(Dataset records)
^^^^^^^^^^^^^^^^
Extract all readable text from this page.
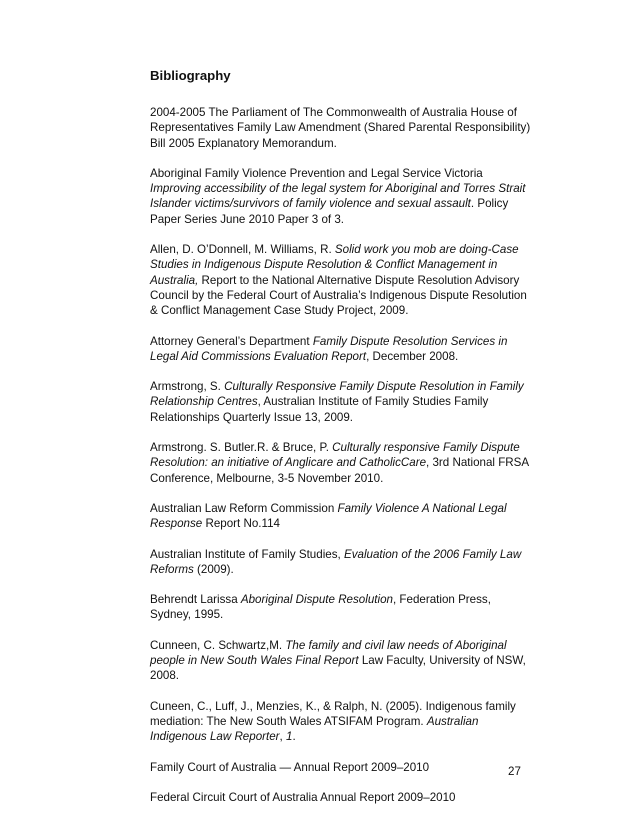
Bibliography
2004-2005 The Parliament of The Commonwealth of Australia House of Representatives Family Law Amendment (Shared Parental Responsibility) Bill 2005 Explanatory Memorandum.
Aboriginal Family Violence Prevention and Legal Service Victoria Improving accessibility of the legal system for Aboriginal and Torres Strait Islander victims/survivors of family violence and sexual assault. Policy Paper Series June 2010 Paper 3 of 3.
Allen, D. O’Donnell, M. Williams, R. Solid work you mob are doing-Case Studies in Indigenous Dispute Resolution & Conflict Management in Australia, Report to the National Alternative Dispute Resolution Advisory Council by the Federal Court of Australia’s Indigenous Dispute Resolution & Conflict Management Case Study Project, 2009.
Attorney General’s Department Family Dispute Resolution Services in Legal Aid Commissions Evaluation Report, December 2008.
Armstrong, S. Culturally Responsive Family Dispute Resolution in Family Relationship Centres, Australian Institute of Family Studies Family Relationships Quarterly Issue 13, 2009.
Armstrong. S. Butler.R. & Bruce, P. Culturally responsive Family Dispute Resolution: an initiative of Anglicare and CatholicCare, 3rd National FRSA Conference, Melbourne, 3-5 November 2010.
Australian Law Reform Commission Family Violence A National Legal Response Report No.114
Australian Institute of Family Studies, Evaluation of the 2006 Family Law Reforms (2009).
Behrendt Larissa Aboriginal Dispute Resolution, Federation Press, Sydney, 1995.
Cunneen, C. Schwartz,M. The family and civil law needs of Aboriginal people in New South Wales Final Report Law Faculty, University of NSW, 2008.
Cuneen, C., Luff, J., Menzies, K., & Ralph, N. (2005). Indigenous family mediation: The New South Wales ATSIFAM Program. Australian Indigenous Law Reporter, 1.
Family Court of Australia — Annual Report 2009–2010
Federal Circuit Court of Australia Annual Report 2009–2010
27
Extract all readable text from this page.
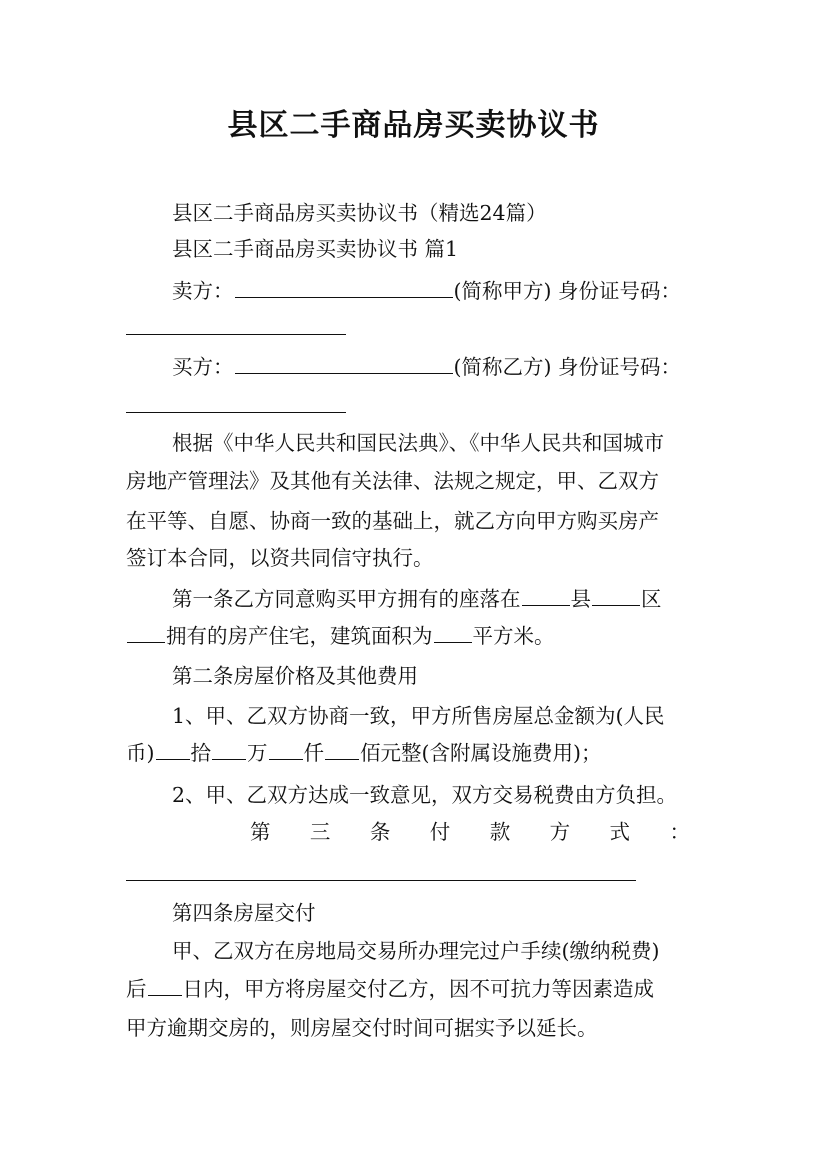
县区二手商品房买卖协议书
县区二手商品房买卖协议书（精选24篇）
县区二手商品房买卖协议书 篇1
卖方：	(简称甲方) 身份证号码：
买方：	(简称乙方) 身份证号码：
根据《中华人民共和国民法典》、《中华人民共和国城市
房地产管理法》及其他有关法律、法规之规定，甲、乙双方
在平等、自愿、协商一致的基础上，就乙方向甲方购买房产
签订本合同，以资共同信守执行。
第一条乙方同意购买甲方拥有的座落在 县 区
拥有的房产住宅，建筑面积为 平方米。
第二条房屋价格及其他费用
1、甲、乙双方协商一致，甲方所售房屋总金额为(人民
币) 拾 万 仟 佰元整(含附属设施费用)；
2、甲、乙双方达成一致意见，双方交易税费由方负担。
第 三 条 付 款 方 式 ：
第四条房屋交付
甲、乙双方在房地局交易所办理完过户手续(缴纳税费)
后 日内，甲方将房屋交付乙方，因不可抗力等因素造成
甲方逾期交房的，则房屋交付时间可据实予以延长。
^^^^^^^^^^^^^^^^
Request =
Leave the pictures out and reproduce all of the records exactly.

Output for this task =
Extract all readable text from this page.
Bibliography
2004-2005 The Parliament of The Commonwealth of Australia House of Representatives Family Law Amendment (Shared Parental Responsibility) Bill 2005 Explanatory Memorandum.
Aboriginal Family Violence Prevention and Legal Service Victoria Improving accessibility of the legal system for Aboriginal and Torres Strait Islander victims/survivors of family violence and sexual assault. Policy Paper Series June 2010 Paper 3 of 3.
Allen, D. O’Donnell, M. Williams, R. Solid work you mob are doing-Case Studies in Indigenous Dispute Resolution & Conflict Management in Australia, Report to the National Alternative Dispute Resolution Advisory Council by the Federal Court of Australia’s Indigenous Dispute Resolution & Conflict Management Case Study Project, 2009.
Attorney General’s Department Family Dispute Resolution Services in Legal Aid Commissions Evaluation Report, December 2008.
Armstrong, S. Culturally Responsive Family Dispute Resolution in Family Relationship Centres, Australian Institute of Family Studies Family Relationships Quarterly Issue 13, 2009.
Armstrong. S. Butler.R. & Bruce, P. Culturally responsive Family Dispute Resolution: an initiative of Anglicare and CatholicCare, 3rd National FRSA Conference, Melbourne, 3-5 November 2010.
Australian Law Reform Commission Family Violence A National Legal Response Report No.114
Australian Institute of Family Studies, Evaluation of the 2006 Family Law Reforms (2009).
Behrendt Larissa Aboriginal Dispute Resolution, Federation Press, Sydney, 1995.
Cunneen, C. Schwartz,M. The family and civil law needs of Aboriginal people in New South Wales Final Report Law Faculty, University of NSW, 2008.
Cuneen, C., Luff, J., Menzies, K., & Ralph, N. (2005). Indigenous family mediation: The New South Wales ATSIFAM Program. Australian Indigenous Law Reporter, 1.
Family Court of Australia — Annual Report 2009–2010
Federal Circuit Court of Australia Annual Report 2009–2010
27
Extract all readable text from this page.
县区二手商品房买卖协议书
县区二手商品房买卖协议书（精选24篇）
县区二手商品房买卖协议书 篇1
卖方：	(简称甲方) 身份证号码：
买方：	(简称乙方) 身份证号码：
根据《中华人民共和国民法典》、《中华人民共和国城市
房地产管理法》及其他有关法律、法规之规定，甲、乙双方
在平等、自愿、协商一致的基础上，就乙方向甲方购买房产
签订本合同，以资共同信守执行。
第一条乙方同意购买甲方拥有的座落在 县 区
拥有的房产住宅，建筑面积为 平方米。
第二条房屋价格及其他费用
1、甲、乙双方协商一致，甲方所售房屋总金额为(人民
币) 拾 万 仟 佰元整(含附属设施费用)；
2、甲、乙双方达成一致意见，双方交易税费由方负担。
第 三 条 付 款 方 式 ：
第四条房屋交付
甲、乙双方在房地局交易所办理完过户手续(缴纳税费)
后 日内，甲方将房屋交付乙方，因不可抗力等因素造成
甲方逾期交房的，则房屋交付时间可据实予以延长。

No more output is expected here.